What the task asks:
Extract every line below, verbatim.

____ Input records

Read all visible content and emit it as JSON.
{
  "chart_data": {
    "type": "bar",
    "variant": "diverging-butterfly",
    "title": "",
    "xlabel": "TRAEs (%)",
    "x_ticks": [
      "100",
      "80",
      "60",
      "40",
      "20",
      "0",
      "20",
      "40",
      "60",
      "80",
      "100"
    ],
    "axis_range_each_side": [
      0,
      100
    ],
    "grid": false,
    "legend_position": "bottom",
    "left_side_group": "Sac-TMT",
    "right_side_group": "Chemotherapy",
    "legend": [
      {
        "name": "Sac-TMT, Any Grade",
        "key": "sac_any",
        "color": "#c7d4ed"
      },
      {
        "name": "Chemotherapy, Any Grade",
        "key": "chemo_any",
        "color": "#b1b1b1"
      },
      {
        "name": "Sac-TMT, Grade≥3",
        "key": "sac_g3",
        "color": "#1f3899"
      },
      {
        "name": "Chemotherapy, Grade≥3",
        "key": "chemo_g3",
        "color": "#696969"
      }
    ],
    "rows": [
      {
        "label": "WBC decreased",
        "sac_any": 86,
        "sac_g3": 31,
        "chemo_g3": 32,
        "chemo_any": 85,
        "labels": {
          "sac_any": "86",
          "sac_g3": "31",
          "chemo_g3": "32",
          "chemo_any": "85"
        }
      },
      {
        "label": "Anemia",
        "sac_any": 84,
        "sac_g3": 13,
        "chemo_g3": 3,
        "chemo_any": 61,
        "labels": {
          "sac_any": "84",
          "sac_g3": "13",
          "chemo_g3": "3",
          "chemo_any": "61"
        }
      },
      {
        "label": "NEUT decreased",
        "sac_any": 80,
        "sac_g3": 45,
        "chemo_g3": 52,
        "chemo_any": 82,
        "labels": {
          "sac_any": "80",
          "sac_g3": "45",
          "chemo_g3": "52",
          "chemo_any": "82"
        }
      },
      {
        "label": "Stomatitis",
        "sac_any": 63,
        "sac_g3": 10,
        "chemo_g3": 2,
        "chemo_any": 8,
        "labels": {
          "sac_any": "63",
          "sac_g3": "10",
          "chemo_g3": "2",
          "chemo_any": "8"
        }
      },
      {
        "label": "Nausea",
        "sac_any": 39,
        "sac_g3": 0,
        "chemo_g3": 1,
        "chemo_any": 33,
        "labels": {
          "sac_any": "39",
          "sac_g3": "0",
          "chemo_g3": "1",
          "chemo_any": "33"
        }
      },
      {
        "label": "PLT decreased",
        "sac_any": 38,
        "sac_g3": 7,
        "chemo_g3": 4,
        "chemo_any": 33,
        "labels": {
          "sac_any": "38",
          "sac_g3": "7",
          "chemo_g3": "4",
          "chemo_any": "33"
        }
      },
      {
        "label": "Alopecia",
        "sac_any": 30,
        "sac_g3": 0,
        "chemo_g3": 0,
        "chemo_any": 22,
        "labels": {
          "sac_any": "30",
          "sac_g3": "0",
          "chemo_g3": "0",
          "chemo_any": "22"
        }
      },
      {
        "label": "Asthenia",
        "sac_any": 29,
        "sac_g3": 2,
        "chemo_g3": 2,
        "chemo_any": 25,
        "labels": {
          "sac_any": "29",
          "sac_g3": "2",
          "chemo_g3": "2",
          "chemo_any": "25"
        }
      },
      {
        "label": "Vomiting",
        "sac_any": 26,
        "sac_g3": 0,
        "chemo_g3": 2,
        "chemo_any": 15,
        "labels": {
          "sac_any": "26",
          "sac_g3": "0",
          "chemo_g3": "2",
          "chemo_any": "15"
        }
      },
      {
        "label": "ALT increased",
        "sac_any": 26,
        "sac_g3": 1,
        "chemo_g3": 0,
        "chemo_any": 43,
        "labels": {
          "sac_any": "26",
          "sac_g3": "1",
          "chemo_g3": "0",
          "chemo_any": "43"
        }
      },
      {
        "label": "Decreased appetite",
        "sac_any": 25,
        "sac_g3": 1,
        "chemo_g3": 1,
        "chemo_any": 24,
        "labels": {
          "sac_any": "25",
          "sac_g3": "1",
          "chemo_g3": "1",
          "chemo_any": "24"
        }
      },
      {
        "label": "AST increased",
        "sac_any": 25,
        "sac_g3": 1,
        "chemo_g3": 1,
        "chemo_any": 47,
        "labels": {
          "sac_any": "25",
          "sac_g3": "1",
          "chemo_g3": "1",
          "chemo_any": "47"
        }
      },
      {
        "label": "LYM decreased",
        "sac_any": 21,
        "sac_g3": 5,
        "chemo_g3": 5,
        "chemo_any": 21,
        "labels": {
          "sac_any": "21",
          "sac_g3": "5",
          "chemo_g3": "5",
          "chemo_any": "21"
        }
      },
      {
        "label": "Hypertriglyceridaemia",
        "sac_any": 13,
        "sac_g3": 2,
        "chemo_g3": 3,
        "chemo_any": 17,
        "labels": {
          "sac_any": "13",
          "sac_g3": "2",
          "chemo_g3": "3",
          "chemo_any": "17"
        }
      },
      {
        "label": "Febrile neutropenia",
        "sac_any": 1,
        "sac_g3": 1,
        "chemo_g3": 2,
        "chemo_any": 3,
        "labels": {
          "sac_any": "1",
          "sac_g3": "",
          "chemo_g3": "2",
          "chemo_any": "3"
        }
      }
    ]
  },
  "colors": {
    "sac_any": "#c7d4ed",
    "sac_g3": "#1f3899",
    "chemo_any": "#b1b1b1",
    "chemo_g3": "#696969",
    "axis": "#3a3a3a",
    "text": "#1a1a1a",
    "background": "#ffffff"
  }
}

________

Exercise result:
Read all visible content and emit it as JSON.
{
  "chart_data": {
    "type": "bar",
    "variant": "diverging-butterfly",
    "title": "",
    "xlabel": "TRAEs (%)",
    "x_ticks": [
      "100",
      "80",
      "60",
      "40",
      "20",
      "0",
      "20",
      "40",
      "60",
      "80",
      "100"
    ],
    "axis_range_each_side": [
      0,
      100
    ],
    "grid": false,
    "legend_position": "bottom",
    "left_side_group": "Sac-TMT",
    "right_side_group": "Chemotherapy",
    "legend": [
      {
        "name": "Sac-TMT, Any Grade",
        "key": "sac_any",
        "color": "#c7d4ed"
      },
      {
        "name": "Chemotherapy, Any Grade",
        "key": "chemo_any",
        "color": "#b1b1b1"
      },
      {
        "name": "Sac-TMT, Grade≥3",
        "key": "sac_g3",
        "color": "#1f3899"
      },
      {
        "name": "Chemotherapy, Grade≥3",
        "key": "chemo_g3",
        "color": "#696969"
      }
    ],
    "rows": [
      {
        "label": "WBC decreased",
        "sac_any": 86,
        "sac_g3": 31,
        "chemo_g3": 32,
        "chemo_any": 85,
        "labels": {
          "sac_any": "86",
          "sac_g3": "31",
          "chemo_g3": "32",
          "chemo_any": "85"
        }
      },
      {
        "label": "Anemia",
        "sac_any": 84,
        "sac_g3": 13,
        "chemo_g3": 3,
        "chemo_any": 61,
        "labels": {
          "sac_any": "84",
          "sac_g3": "13",
          "chemo_g3": "3",
          "chemo_any": "61"
        }
      },
      {
        "label": "NEUT decreased",
        "sac_any": 80,
        "sac_g3": 45,
        "chemo_g3": 52,
        "chemo_any": 82,
        "labels": {
          "sac_any": "80",
          "sac_g3": "45",
          "chemo_g3": "52",
          "chemo_any": "82"
        }
      },
      {
        "label": "Stomatitis",
        "sac_any": 63,
        "sac_g3": 10,
        "chemo_g3": 2,
        "chemo_any": 8,
        "labels": {
          "sac_any": "63",
          "sac_g3": "10",
          "chemo_g3": "2",
          "chemo_any": "8"
        }
      },
      {
        "label": "Nausea",
        "sac_any": 39,
        "sac_g3": 0,
        "chemo_g3": 1,
        "chemo_any": 33,
        "labels": {
          "sac_any": "39",
          "sac_g3": "0",
          "chemo_g3": "1",
          "chemo_any": "33"
        }
      },
      {
        "label": "PLT decreased",
        "sac_any": 38,
        "sac_g3": 7,
        "chemo_g3": 4,
        "chemo_any": 33,
        "labels": {
          "sac_any": "38",
          "sac_g3": "7",
          "chemo_g3": "4",
          "chemo_any": "33"
        }
      },
      {
        "label": "Alopecia",
        "sac_any": 30,
        "sac_g3": 0,
        "chemo_g3": 0,
        "chemo_any": 22,
        "labels": {
          "sac_any": "30",
          "sac_g3": "0",
          "chemo_g3": "0",
          "chemo_any": "22"
        }
      },
      {
        "label": "Asthenia",
        "sac_any": 29,
        "sac_g3": 2,
        "chemo_g3": 2,
        "chemo_any": 25,
        "labels": {
          "sac_any": "29",
          "sac_g3": "2",
          "chemo_g3": "2",
          "chemo_any": "25"
        }
      },
      {
        "label": "Vomiting",
        "sac_any": 26,
        "sac_g3": 0,
        "chemo_g3": 2,
        "chemo_any": 15,
        "labels": {
          "sac_any": "26",
          "sac_g3": "0",
          "chemo_g3": "2",
          "chemo_any": "15"
        }
      },
      {
        "label": "ALT increased",
        "sac_any": 26,
        "sac_g3": 1,
        "chemo_g3": 0,
        "chemo_any": 43,
        "labels": {
          "sac_any": "26",
          "sac_g3": "1",
          "chemo_g3": "0",
          "chemo_any": "43"
        }
      },
      {
        "label": "Decreased appetite",
        "sac_any": 25,
        "sac_g3": 1,
        "chemo_g3": 1,
        "chemo_any": 24,
        "labels": {
          "sac_any": "25",
          "sac_g3": "1",
          "chemo_g3": "1",
          "chemo_any": "24"
        }
      },
      {
        "label": "AST increased",
        "sac_any": 25,
        "sac_g3": 1,
        "chemo_g3": 1,
        "chemo_any": 47,
        "labels": {
          "sac_any": "25",
          "sac_g3": "1",
          "chemo_g3": "1",
          "chemo_any": "47"
        }
      },
      {
        "label": "LYM decreased",
        "sac_any": 21,
        "sac_g3": 5,
        "chemo_g3": 5,
        "chemo_any": 21,
        "labels": {
          "sac_any": "21",
          "sac_g3": "5",
          "chemo_g3": "5",
          "chemo_any": "21"
        }
      },
      {
        "label": "Hypertriglyceridaemia",
        "sac_any": 13,
        "sac_g3": 2,
        "chemo_g3": 3,
        "chemo_any": 17,
        "labels": {
          "sac_any": "13",
          "sac_g3": "2",
          "chemo_g3": "3",
          "chemo_any": "17"
        }
      },
      {
        "label": "Febrile neutropenia",
        "sac_any": 1,
        "sac_g3": 1,
        "chemo_g3": 2,
        "chemo_any": 3,
        "labels": {
          "sac_any": "1",
          "sac_g3": "",
          "chemo_g3": "2",
          "chemo_any": "3"
        }
      }
    ]
  },
  "colors": {
    "sac_any": "#c7d4ed",
    "sac_g3": "#1f3899",
    "chemo_any": "#b1b1b1",
    "chemo_g3": "#696969",
    "axis": "#3a3a3a",
    "text": "#1a1a1a",
    "background": "#ffffff"
  }
}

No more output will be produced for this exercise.